### The request
Show every line of the data below that contains the string "销售毛利率", copying each one in full.

=-=-=

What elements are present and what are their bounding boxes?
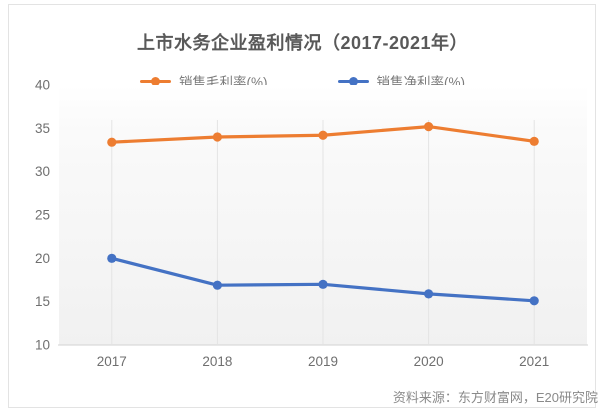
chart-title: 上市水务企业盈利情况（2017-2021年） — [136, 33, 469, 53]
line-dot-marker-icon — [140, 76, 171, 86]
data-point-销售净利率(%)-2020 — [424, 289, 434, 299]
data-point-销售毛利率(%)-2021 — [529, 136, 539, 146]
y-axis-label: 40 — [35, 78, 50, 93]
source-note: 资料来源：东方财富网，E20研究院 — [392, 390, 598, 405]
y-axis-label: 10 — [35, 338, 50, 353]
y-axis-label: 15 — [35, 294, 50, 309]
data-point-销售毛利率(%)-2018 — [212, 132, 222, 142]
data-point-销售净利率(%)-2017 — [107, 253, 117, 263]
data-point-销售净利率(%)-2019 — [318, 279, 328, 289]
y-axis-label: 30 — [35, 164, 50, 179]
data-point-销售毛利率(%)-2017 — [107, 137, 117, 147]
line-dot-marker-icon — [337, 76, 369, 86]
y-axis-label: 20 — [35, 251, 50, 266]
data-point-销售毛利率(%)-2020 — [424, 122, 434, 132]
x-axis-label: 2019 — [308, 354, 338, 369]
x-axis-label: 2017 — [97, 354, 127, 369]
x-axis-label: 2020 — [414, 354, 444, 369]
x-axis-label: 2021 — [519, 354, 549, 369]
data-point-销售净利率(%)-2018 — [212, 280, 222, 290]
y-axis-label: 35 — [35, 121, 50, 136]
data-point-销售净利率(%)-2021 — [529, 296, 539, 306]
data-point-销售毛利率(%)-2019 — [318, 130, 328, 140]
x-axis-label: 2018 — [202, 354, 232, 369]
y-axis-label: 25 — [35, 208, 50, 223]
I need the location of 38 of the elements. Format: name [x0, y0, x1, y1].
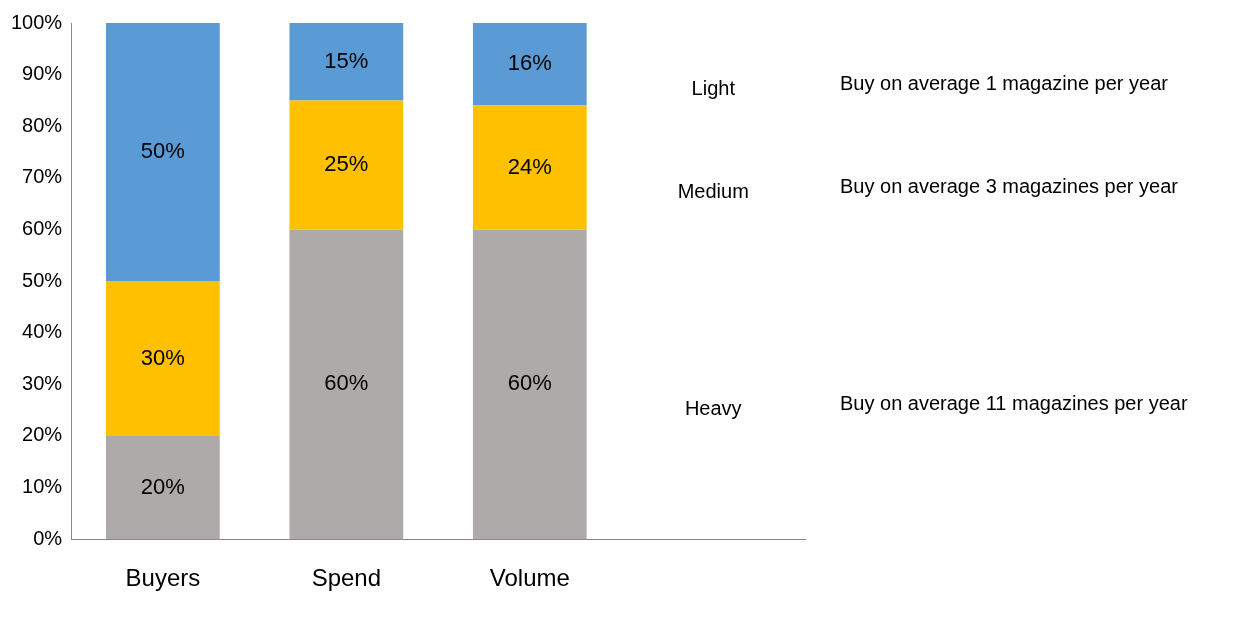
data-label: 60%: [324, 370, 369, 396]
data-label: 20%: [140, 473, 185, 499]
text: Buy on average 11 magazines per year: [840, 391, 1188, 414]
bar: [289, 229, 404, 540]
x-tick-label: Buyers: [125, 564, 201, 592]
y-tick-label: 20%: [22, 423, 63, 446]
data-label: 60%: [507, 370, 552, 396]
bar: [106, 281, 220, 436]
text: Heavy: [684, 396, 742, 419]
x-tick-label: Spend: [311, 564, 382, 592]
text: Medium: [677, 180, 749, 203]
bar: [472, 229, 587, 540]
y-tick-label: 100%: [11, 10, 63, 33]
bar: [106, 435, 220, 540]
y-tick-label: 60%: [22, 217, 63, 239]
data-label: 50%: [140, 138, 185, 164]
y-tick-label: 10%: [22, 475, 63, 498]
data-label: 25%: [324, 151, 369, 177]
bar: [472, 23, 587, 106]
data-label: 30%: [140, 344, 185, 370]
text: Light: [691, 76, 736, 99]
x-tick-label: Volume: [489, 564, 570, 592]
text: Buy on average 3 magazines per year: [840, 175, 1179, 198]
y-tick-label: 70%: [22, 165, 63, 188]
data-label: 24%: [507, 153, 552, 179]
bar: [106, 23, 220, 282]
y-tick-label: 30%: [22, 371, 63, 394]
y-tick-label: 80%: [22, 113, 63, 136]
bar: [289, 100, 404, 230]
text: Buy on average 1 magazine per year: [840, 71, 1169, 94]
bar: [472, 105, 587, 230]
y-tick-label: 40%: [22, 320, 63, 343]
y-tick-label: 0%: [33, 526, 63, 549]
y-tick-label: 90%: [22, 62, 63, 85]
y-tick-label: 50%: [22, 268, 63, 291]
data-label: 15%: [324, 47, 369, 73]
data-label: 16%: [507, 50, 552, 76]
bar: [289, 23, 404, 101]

=-=-=

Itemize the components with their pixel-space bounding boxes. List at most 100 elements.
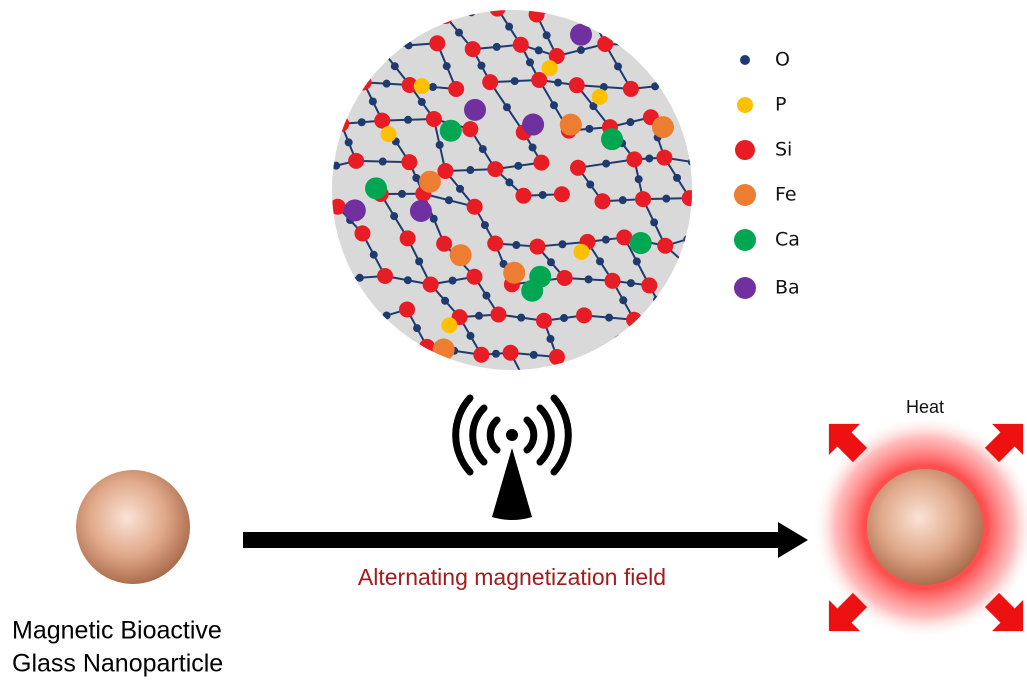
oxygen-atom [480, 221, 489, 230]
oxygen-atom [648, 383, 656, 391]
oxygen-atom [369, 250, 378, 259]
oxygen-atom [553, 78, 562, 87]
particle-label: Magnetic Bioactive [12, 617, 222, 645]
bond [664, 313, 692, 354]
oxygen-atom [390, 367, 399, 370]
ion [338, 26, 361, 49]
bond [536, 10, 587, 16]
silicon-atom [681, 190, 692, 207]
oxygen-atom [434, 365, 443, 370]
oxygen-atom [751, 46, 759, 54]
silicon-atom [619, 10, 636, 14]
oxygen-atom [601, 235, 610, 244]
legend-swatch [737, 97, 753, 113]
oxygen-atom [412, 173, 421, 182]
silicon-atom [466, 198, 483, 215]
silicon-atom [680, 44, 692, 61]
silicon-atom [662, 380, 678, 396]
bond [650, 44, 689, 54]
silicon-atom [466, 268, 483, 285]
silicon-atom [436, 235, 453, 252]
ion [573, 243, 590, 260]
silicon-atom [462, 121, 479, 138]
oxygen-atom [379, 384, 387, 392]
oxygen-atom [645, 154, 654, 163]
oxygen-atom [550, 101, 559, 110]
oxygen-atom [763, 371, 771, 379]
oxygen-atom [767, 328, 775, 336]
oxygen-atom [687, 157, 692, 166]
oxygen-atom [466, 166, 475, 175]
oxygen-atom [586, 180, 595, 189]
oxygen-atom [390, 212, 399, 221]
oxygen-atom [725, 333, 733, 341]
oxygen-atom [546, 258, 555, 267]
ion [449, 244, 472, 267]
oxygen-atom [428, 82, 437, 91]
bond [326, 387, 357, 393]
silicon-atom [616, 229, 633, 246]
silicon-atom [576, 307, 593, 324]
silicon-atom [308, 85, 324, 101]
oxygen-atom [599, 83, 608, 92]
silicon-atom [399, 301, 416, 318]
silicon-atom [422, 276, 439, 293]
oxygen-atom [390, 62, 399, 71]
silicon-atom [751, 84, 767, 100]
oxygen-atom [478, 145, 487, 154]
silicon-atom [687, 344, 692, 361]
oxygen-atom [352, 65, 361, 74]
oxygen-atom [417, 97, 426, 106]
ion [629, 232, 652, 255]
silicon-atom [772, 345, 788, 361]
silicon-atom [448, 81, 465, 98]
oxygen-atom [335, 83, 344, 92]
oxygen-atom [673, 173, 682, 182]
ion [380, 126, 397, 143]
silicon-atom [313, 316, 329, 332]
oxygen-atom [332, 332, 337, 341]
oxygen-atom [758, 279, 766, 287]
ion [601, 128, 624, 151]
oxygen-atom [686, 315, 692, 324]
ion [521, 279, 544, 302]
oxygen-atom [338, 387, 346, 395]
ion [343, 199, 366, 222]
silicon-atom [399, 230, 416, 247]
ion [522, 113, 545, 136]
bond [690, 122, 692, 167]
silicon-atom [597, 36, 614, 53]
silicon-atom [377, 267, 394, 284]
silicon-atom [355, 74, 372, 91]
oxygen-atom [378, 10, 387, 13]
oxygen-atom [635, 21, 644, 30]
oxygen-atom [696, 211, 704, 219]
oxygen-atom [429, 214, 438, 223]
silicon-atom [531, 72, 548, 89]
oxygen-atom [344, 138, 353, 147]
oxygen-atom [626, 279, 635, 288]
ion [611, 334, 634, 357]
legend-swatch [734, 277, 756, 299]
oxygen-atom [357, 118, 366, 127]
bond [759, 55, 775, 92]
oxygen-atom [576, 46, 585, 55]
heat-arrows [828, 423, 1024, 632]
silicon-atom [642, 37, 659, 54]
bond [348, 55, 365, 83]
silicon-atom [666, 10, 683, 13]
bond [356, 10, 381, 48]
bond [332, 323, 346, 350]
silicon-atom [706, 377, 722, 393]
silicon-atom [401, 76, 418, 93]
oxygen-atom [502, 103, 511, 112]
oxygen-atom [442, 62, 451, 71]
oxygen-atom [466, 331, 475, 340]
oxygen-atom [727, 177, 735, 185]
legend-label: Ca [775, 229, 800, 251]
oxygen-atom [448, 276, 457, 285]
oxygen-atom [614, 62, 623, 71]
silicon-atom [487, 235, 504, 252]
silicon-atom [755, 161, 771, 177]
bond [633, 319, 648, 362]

=-=-=

### Exercise response
data-point-销售毛利率(%)-2021 — [529, 136, 539, 146]
data-point-销售毛利率(%)-2018 — [212, 132, 222, 142]
data-point-销售毛利率(%)-2017 — [107, 137, 117, 147]
data-point-销售毛利率(%)-2020 — [424, 122, 434, 132]
data-point-销售毛利率(%)-2019 — [318, 130, 328, 140]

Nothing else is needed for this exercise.